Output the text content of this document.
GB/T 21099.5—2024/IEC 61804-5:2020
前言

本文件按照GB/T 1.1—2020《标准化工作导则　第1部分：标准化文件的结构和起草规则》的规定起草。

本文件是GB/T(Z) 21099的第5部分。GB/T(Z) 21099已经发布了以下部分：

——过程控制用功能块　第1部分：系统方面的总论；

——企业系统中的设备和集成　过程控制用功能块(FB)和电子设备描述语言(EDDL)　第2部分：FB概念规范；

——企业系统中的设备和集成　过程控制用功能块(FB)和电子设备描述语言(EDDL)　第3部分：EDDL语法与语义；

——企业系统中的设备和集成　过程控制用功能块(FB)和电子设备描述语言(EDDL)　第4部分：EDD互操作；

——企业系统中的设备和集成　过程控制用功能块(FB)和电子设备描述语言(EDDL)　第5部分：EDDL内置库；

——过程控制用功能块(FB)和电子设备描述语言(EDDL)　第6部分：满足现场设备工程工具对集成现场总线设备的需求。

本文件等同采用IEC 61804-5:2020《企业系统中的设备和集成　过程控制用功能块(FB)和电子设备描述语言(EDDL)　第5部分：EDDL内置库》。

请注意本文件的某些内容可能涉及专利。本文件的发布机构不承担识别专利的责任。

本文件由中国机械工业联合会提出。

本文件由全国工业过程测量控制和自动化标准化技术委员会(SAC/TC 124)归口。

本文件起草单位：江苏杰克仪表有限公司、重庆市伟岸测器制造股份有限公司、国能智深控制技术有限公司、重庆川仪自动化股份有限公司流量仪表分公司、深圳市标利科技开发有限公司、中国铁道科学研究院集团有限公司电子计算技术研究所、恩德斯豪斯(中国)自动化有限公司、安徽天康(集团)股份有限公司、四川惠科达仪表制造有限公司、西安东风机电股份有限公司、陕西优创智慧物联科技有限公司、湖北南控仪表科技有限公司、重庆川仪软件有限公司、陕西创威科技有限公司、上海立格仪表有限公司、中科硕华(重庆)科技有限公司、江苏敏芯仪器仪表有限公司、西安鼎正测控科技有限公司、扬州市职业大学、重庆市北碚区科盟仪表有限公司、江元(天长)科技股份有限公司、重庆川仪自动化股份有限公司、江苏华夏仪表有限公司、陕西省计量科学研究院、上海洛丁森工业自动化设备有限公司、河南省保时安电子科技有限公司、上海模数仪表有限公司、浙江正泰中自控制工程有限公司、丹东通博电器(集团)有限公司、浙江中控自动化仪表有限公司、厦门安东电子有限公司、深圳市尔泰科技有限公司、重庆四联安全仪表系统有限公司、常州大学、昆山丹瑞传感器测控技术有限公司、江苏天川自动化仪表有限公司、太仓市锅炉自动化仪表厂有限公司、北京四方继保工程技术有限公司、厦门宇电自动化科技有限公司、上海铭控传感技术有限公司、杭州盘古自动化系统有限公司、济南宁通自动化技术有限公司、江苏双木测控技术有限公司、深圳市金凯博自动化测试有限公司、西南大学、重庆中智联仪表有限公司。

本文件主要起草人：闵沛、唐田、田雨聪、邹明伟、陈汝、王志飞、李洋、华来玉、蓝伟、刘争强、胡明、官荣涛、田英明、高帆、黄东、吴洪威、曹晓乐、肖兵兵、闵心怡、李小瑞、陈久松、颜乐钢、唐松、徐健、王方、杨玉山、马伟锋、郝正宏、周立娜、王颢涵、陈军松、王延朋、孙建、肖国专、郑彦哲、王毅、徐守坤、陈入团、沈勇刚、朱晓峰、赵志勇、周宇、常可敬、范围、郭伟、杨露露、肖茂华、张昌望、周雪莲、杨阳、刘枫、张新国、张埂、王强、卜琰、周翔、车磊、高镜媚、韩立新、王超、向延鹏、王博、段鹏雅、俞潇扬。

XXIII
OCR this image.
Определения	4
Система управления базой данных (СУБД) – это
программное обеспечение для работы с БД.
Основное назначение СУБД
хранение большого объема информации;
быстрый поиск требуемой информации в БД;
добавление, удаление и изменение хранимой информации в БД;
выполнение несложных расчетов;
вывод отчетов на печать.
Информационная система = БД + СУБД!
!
--*--
Quote every entry exactly.

■ **REPLY TO THE EXERCISE**:
Output the text content of this document.
GB/T 21099.5—2024/IEC 61804-5:2020
前言

本文件按照GB/T 1.1—2020《标准化工作导则　第1部分：标准化文件的结构和起草规则》的规定起草。

本文件是GB/T(Z) 21099的第5部分。GB/T(Z) 21099已经发布了以下部分：

——过程控制用功能块　第1部分：系统方面的总论；

——企业系统中的设备和集成　过程控制用功能块(FB)和电子设备描述语言(EDDL)　第2部分：FB概念规范；

——企业系统中的设备和集成　过程控制用功能块(FB)和电子设备描述语言(EDDL)　第3部分：EDDL语法与语义；

——企业系统中的设备和集成　过程控制用功能块(FB)和电子设备描述语言(EDDL)　第4部分：EDD互操作；

——企业系统中的设备和集成　过程控制用功能块(FB)和电子设备描述语言(EDDL)　第5部分：EDDL内置库；

——过程控制用功能块(FB)和电子设备描述语言(EDDL)　第6部分：满足现场设备工程工具对集成现场总线设备的需求。

本文件等同采用IEC 61804-5:2020《企业系统中的设备和集成　过程控制用功能块(FB)和电子设备描述语言(EDDL)　第5部分：EDDL内置库》。

请注意本文件的某些内容可能涉及专利。本文件的发布机构不承担识别专利的责任。

本文件由中国机械工业联合会提出。

本文件由全国工业过程测量控制和自动化标准化技术委员会(SAC/TC 124)归口。

本文件起草单位：江苏杰克仪表有限公司、重庆市伟岸测器制造股份有限公司、国能智深控制技术有限公司、重庆川仪自动化股份有限公司流量仪表分公司、深圳市标利科技开发有限公司、中国铁道科学研究院集团有限公司电子计算技术研究所、恩德斯豪斯(中国)自动化有限公司、安徽天康(集团)股份有限公司、四川惠科达仪表制造有限公司、西安东风机电股份有限公司、陕西优创智慧物联科技有限公司、湖北南控仪表科技有限公司、重庆川仪软件有限公司、陕西创威科技有限公司、上海立格仪表有限公司、中科硕华(重庆)科技有限公司、江苏敏芯仪器仪表有限公司、西安鼎正测控科技有限公司、扬州市职业大学、重庆市北碚区科盟仪表有限公司、江元(天长)科技股份有限公司、重庆川仪自动化股份有限公司、江苏华夏仪表有限公司、陕西省计量科学研究院、上海洛丁森工业自动化设备有限公司、河南省保时安电子科技有限公司、上海模数仪表有限公司、浙江正泰中自控制工程有限公司、丹东通博电器(集团)有限公司、浙江中控自动化仪表有限公司、厦门安东电子有限公司、深圳市尔泰科技有限公司、重庆四联安全仪表系统有限公司、常州大学、昆山丹瑞传感器测控技术有限公司、江苏天川自动化仪表有限公司、太仓市锅炉自动化仪表厂有限公司、北京四方继保工程技术有限公司、厦门宇电自动化科技有限公司、上海铭控传感技术有限公司、杭州盘古自动化系统有限公司、济南宁通自动化技术有限公司、江苏双木测控技术有限公司、深圳市金凯博自动化测试有限公司、西南大学、重庆中智联仪表有限公司。

本文件主要起草人：闵沛、唐田、田雨聪、邹明伟、陈汝、王志飞、李洋、华来玉、蓝伟、刘争强、胡明、官荣涛、田英明、高帆、黄东、吴洪威、曹晓乐、肖兵兵、闵心怡、李小瑞、陈久松、颜乐钢、唐松、徐健、王方、杨玉山、马伟锋、郝正宏、周立娜、王颢涵、陈军松、王延朋、孙建、肖国专、郑彦哲、王毅、徐守坤、陈入团、沈勇刚、朱晓峰、赵志勇、周宇、常可敬、范围、郭伟、杨露露、肖茂华、张昌望、周雪莲、杨阳、刘枫、张新国、张埂、王强、卜琰、周翔、车磊、高镜媚、韩立新、王超、向延鹏、王博、段鹏雅、俞潇扬。

XXIII
OCR this image.
Определения	4
Система управления базой данных (СУБД) – это
программное обеспечение для работы с БД.
Основное назначение СУБД
хранение большого объема информации;
быстрый поиск требуемой информации в БД;
добавление, удаление и изменение хранимой информации в БД;
выполнение несложных расчетов;
вывод отчетов на печать.
Информационная система = БД + СУБД!
!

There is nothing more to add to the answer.